What to do → In the lines below, how many hold the word "عشرة"? Answer only with the number.

-- START OF Supplied information --

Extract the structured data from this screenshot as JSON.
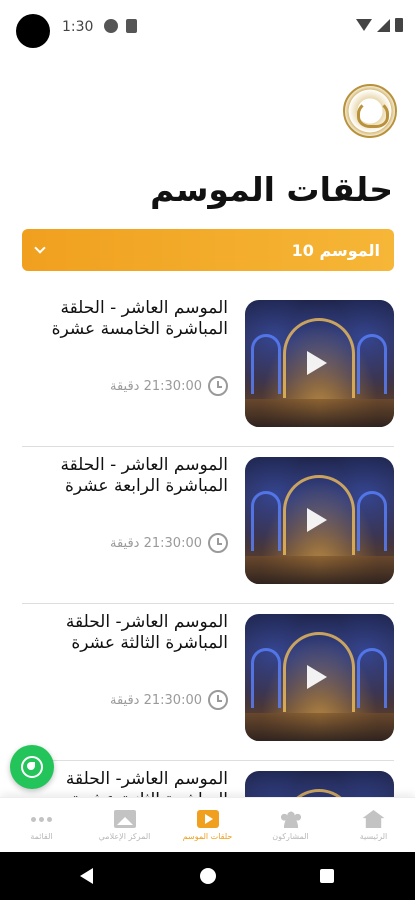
{
  "status_bar": {
    "time": "1:30"
  },
  "page": {
    "title": "حلقات الموسم"
  },
  "season_select": {
    "selected": "الموسم 10"
  },
  "episodes": [
    {
      "title": "الموسم العاشر - الحلقة المباشرة الخامسة عشرة",
      "duration": "21:30:00 دقيقة"
    },
    {
      "title": "الموسم العاشر - الحلقة المباشرة الرابعة عشرة",
      "duration": "21:30:00 دقيقة"
    },
    {
      "title": "الموسم العاشر- الحلقة المباشرة الثالثة عشرة",
      "duration": "21:30:00 دقيقة"
    },
    {
      "title": "الموسم العاشر- الحلقة المباشرة الثانية عشرة",
      "duration": ""
    }
  ],
  "bottom_nav": {
    "items": [
      {
        "label": "الرئيسية",
        "icon": "home-icon"
      },
      {
        "label": "المشاركون",
        "icon": "people-icon"
      },
      {
        "label": "حلقات الموسم",
        "icon": "video-icon",
        "active": true
      },
      {
        "label": "المركز الإعلامي",
        "icon": "image-icon"
      },
      {
        "label": "القائمة",
        "icon": "more-icon"
      }
    ]
  },
  "colors": {
    "accent": "#f0a01e",
    "whatsapp": "#23c45a"
  }
}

-- END OF Supplied information --

Final result → 4